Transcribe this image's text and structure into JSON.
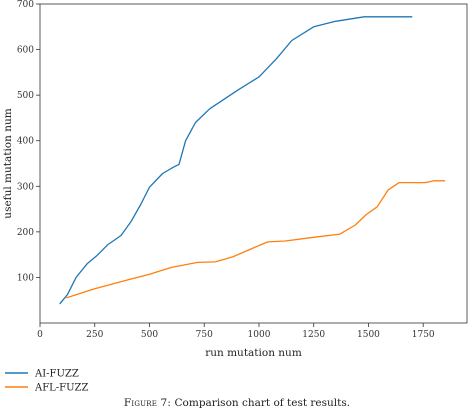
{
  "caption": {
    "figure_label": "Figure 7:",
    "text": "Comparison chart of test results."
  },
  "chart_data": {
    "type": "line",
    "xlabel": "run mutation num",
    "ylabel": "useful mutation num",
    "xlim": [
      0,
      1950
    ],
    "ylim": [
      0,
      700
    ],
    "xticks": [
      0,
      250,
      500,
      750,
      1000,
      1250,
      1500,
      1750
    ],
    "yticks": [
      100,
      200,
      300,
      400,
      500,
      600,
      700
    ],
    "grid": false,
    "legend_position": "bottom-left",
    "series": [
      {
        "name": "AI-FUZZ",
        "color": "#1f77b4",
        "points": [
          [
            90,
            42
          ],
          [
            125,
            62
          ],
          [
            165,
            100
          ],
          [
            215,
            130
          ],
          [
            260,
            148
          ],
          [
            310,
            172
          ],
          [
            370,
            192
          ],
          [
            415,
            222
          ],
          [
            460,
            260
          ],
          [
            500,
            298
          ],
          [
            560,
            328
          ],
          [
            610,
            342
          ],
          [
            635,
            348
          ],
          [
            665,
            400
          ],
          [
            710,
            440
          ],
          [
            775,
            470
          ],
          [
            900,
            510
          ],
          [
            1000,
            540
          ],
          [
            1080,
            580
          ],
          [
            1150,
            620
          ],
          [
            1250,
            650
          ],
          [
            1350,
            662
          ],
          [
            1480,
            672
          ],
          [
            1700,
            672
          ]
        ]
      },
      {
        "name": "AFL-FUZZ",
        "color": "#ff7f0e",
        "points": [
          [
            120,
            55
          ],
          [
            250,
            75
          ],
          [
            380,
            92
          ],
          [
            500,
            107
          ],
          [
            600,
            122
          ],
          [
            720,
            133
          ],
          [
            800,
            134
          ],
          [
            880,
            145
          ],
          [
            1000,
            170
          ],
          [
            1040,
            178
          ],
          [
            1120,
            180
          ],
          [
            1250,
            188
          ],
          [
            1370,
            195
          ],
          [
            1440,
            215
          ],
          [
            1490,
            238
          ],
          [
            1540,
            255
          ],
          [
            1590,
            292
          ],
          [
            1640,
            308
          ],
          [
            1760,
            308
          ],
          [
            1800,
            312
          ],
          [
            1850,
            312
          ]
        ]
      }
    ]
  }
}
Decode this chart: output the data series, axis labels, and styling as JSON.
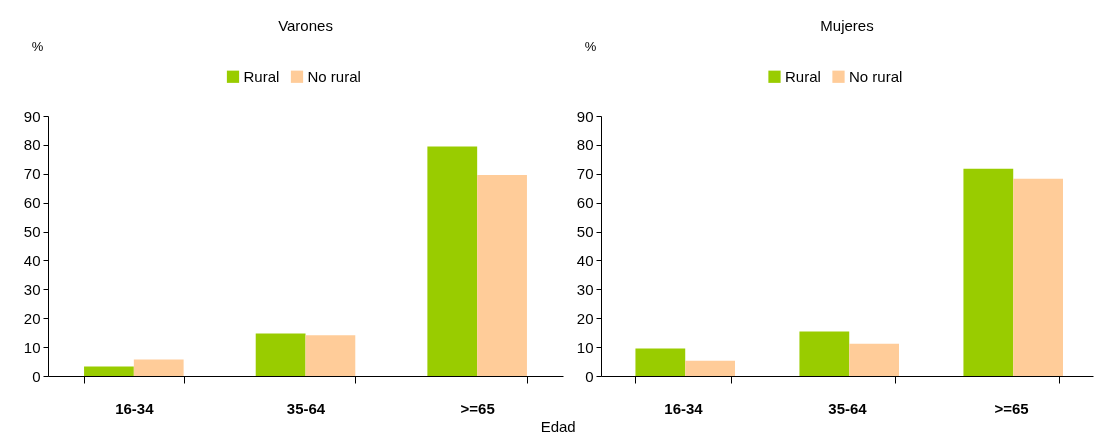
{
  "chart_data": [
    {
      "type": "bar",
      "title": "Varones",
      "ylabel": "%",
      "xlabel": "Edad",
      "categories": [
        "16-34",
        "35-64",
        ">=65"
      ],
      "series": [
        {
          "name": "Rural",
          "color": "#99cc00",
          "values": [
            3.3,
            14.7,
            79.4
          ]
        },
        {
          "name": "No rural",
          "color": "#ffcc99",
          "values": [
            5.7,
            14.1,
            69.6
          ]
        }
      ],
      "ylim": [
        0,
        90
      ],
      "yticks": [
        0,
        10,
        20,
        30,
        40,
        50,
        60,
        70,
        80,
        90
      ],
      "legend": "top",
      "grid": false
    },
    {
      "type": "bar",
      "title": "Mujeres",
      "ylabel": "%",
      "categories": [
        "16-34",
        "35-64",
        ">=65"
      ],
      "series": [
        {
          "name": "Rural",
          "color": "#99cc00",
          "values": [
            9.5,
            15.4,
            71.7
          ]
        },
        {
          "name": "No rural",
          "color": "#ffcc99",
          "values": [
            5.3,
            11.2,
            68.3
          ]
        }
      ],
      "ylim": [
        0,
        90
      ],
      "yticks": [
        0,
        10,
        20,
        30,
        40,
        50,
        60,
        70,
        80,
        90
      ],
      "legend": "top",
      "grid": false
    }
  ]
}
-----
• **Instructions to follow**
Without the pictures, restate each entry exactly.

• **Finished task**
Transcribe this image's text and structure into JSON.
{
  "caption": {
    "figure_label": "Figure 7:",
    "text": "Comparison chart of test results."
  },
  "chart_data": {
    "type": "line",
    "xlabel": "run mutation num",
    "ylabel": "useful mutation num",
    "xlim": [
      0,
      1950
    ],
    "ylim": [
      0,
      700
    ],
    "xticks": [
      0,
      250,
      500,
      750,
      1000,
      1250,
      1500,
      1750
    ],
    "yticks": [
      100,
      200,
      300,
      400,
      500,
      600,
      700
    ],
    "grid": false,
    "legend_position": "bottom-left",
    "series": [
      {
        "name": "AI-FUZZ",
        "color": "#1f77b4",
        "points": [
          [
            90,
            42
          ],
          [
            125,
            62
          ],
          [
            165,
            100
          ],
          [
            215,
            130
          ],
          [
            260,
            148
          ],
          [
            310,
            172
          ],
          [
            370,
            192
          ],
          [
            415,
            222
          ],
          [
            460,
            260
          ],
          [
            500,
            298
          ],
          [
            560,
            328
          ],
          [
            610,
            342
          ],
          [
            635,
            348
          ],
          [
            665,
            400
          ],
          [
            710,
            440
          ],
          [
            775,
            470
          ],
          [
            900,
            510
          ],
          [
            1000,
            540
          ],
          [
            1080,
            580
          ],
          [
            1150,
            620
          ],
          [
            1250,
            650
          ],
          [
            1350,
            662
          ],
          [
            1480,
            672
          ],
          [
            1700,
            672
          ]
        ]
      },
      {
        "name": "AFL-FUZZ",
        "color": "#ff7f0e",
        "points": [
          [
            120,
            55
          ],
          [
            250,
            75
          ],
          [
            380,
            92
          ],
          [
            500,
            107
          ],
          [
            600,
            122
          ],
          [
            720,
            133
          ],
          [
            800,
            134
          ],
          [
            880,
            145
          ],
          [
            1000,
            170
          ],
          [
            1040,
            178
          ],
          [
            1120,
            180
          ],
          [
            1250,
            188
          ],
          [
            1370,
            195
          ],
          [
            1440,
            215
          ],
          [
            1490,
            238
          ],
          [
            1540,
            255
          ],
          [
            1590,
            292
          ],
          [
            1640,
            308
          ],
          [
            1760,
            308
          ],
          [
            1800,
            312
          ],
          [
            1850,
            312
          ]
        ]
      }
    ]
  }
}
Decode this chart: output the data series, axis labels, and styling as JSON.
{
  "chart_data": [
    {
      "type": "bar",
      "title": "Varones",
      "ylabel": "%",
      "xlabel": "Edad",
      "categories": [
        "16-34",
        "35-64",
        ">=65"
      ],
      "series": [
        {
          "name": "Rural",
          "color": "#99cc00",
          "values": [
            3.3,
            14.7,
            79.4
          ]
        },
        {
          "name": "No rural",
          "color": "#ffcc99",
          "values": [
            5.7,
            14.1,
            69.6
          ]
        }
      ],
      "ylim": [
        0,
        90
      ],
      "yticks": [
        0,
        10,
        20,
        30,
        40,
        50,
        60,
        70,
        80,
        90
      ],
      "legend": "top",
      "grid": false
    },
    {
      "type": "bar",
      "title": "Mujeres",
      "ylabel": "%",
      "categories": [
        "16-34",
        "35-64",
        ">=65"
      ],
      "series": [
        {
          "name": "Rural",
          "color": "#99cc00",
          "values": [
            9.5,
            15.4,
            71.7
          ]
        },
        {
          "name": "No rural",
          "color": "#ffcc99",
          "values": [
            5.3,
            11.2,
            68.3
          ]
        }
      ],
      "ylim": [
        0,
        90
      ],
      "yticks": [
        0,
        10,
        20,
        30,
        40,
        50,
        60,
        70,
        80,
        90
      ],
      "legend": "top",
      "grid": false
    }
  ]
}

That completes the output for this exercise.